## Start ENTRIES SHOWN
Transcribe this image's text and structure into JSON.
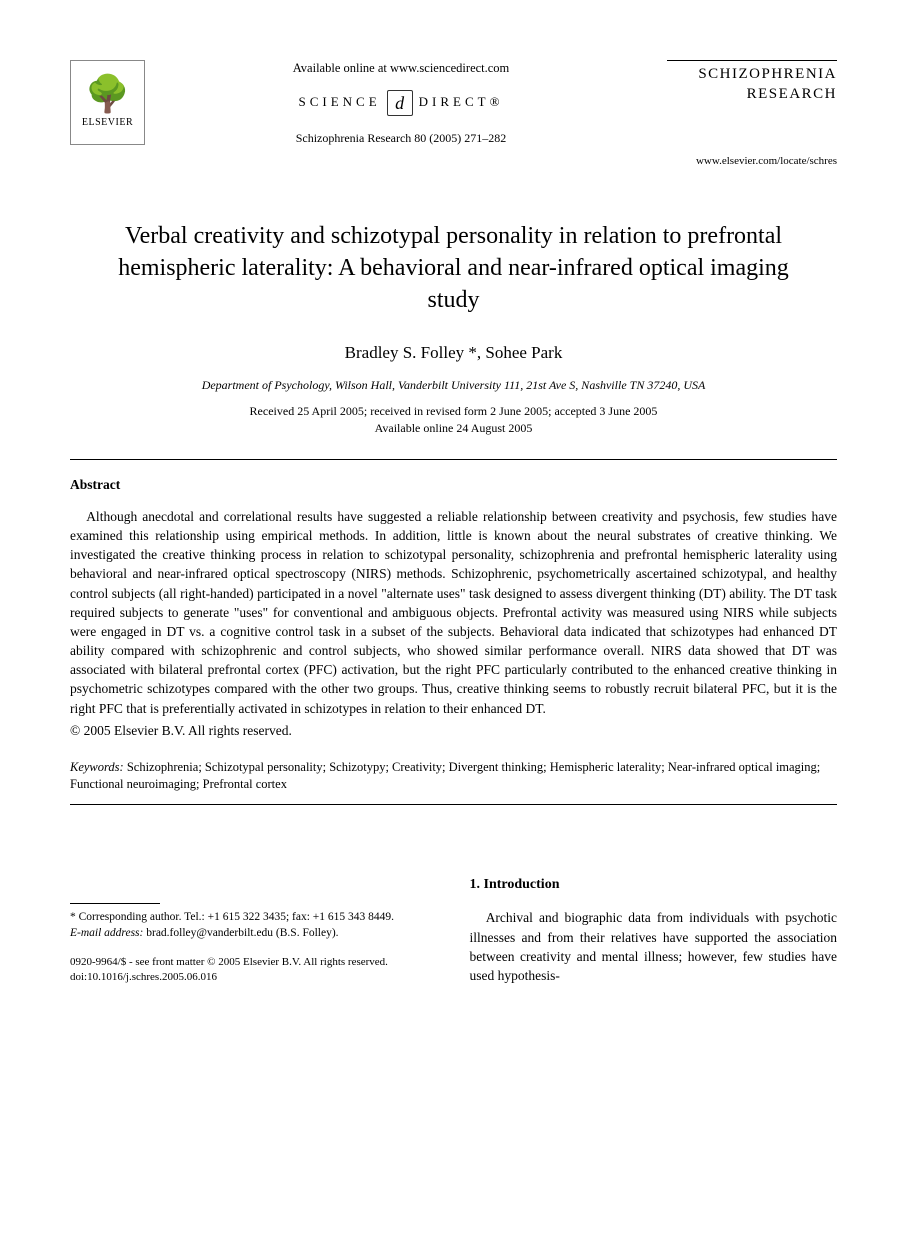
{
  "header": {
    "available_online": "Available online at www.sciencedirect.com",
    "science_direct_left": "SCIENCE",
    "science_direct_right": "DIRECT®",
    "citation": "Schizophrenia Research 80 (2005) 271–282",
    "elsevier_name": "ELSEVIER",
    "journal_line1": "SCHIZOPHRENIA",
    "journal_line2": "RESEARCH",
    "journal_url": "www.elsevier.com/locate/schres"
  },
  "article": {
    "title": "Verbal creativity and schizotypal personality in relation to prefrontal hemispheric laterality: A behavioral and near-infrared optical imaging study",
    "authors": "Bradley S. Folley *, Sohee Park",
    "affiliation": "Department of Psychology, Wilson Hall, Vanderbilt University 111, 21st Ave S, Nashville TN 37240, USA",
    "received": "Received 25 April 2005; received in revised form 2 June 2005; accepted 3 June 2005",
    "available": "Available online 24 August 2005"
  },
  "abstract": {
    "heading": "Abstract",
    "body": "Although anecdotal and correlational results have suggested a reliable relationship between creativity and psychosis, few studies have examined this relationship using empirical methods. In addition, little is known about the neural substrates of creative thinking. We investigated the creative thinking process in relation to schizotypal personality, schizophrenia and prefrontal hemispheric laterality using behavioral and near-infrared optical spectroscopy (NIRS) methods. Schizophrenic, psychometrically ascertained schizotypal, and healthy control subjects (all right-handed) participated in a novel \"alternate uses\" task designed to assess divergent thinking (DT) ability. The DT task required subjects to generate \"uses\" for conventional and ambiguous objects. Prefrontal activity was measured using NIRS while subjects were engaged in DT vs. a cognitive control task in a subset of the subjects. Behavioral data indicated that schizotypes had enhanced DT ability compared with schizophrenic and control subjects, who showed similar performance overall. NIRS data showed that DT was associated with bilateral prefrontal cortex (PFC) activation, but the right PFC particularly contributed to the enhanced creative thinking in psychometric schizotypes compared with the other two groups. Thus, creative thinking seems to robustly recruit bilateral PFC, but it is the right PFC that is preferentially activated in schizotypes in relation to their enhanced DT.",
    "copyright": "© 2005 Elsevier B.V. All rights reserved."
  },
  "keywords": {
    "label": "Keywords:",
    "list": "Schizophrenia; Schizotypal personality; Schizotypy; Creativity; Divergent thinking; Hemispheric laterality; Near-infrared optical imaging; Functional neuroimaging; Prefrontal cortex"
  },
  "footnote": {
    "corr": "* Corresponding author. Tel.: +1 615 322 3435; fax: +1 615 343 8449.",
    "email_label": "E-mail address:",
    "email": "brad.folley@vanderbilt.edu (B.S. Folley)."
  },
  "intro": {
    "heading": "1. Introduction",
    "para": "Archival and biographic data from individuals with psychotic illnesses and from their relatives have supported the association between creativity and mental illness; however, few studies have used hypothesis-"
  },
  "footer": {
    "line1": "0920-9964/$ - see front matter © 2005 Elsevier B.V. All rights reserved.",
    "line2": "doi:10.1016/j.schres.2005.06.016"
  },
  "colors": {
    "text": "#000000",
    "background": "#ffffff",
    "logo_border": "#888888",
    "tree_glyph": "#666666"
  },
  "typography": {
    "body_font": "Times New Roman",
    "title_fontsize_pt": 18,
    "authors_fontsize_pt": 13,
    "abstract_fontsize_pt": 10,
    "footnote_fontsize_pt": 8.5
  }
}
## End ENTRIES SHOWN
## Start ENTRIES SHOWN
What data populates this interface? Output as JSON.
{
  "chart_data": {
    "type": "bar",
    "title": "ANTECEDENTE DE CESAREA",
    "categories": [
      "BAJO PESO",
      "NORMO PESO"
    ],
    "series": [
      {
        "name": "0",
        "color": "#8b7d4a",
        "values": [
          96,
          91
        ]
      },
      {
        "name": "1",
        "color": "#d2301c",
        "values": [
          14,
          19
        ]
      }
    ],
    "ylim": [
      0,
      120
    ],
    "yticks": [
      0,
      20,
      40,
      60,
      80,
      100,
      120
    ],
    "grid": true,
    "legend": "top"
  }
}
## End ENTRIES SHOWN
■ STATED PROBLEM: Pull out every line in the data above that has the word "schres".

■ SOLUTION TO THE PROBLEM:
    "journal_url": "www.elsevier.com/locate/schres"
    "line2": "doi:10.1016/j.schres.2005.06.016"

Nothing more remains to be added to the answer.